DESCRIPTION OF THE TASK: Reproduce the passage below on the terms for classifying foreign assignments word for word and in full.

PAGE EXTRACT:
* * * * *
Classifying a foreign assignment, in terms of the executive’s relative
nationality, uses a range of terms, including
• expatriate,
home-country national,
parent-country national,
third-country national,
• inpatriate,
• transpatriate,
• flexpatriate,
• reverse-expat.
An expatriate (or “expat”) is an executive sent to work temporarily in a
country that is not his or her legal residence. There are various types of
expatriates. A home-country national, also known as a parent-country
national, is a citizen of the country where the firm is headquartered. A
third-country national is neither a citizen of the home nor the host country
(i.e., a Malaysian national running the Russian subsidiary of his Australian
company). If the Malaysian executive is transferred to the MNEs Australian
headquarters, he is then an inpatriate. Finally, a transpatriate refers to expat
lifers who work an ongoing series of international assignments, plan never to
return to headquarters, and in extreme cases, profess neither a corporate nor
national “home.”
* * * * *
DATA SHOWN:
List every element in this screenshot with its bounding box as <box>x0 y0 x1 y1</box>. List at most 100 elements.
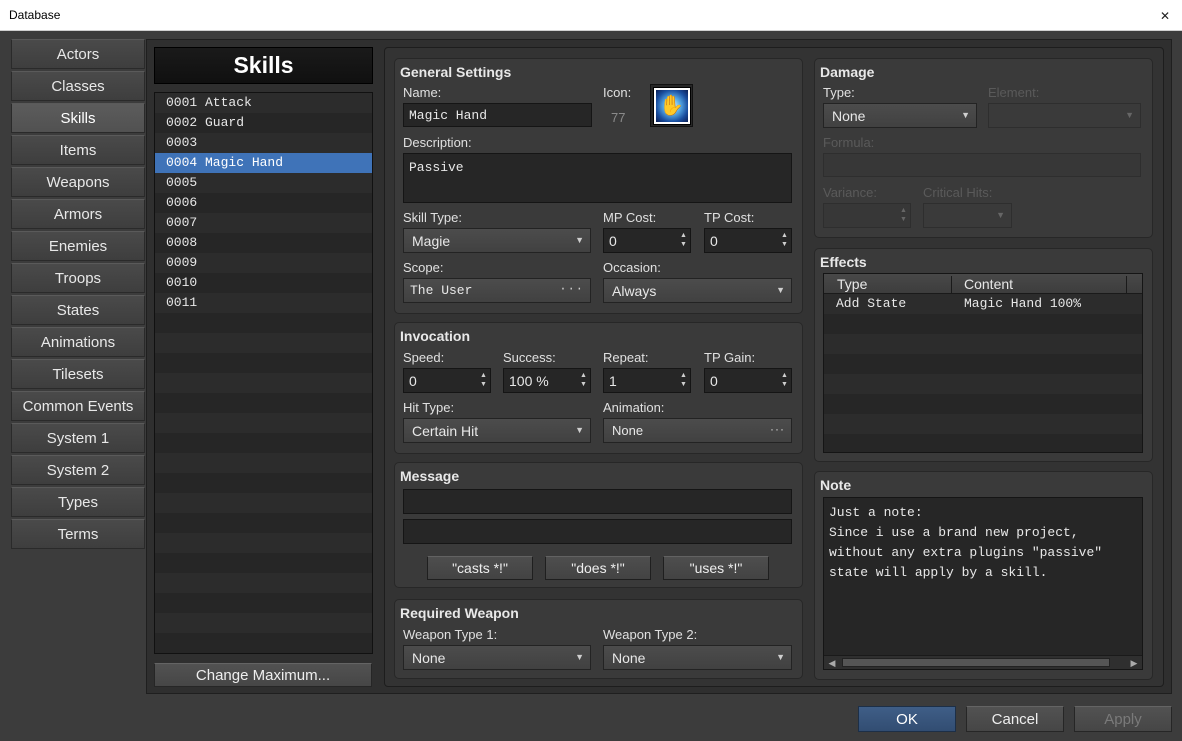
* * * * *
WORKED ANSWER:
Classifying a foreign assignment, in terms of the executive’s relative
nationality, uses a range of terms, including
• expatriate,
home-country national,
parent-country national,
third-country national,
• inpatriate,
• transpatriate,
• flexpatriate,
• reverse-expat.
An expatriate (or “expat”) is an executive sent to work temporarily in a
country that is not his or her legal residence. There are various types of
expatriates. A home-country national, also known as a parent-country
national, is a citizen of the country where the firm is headquartered. A
third-country national is neither a citizen of the home nor the host country
(i.e., a Malaysian national running the Russian subsidiary of his Australian
company). If the Malaysian executive is transferred to the MNEs Australian
headquarters, he is then an inpatriate. Finally, a transpatriate refers to expat
lifers who work an ongoing series of international assignments, plan never to
return to headquarters, and in extreme cases, profess neither a corporate nor
national “home.”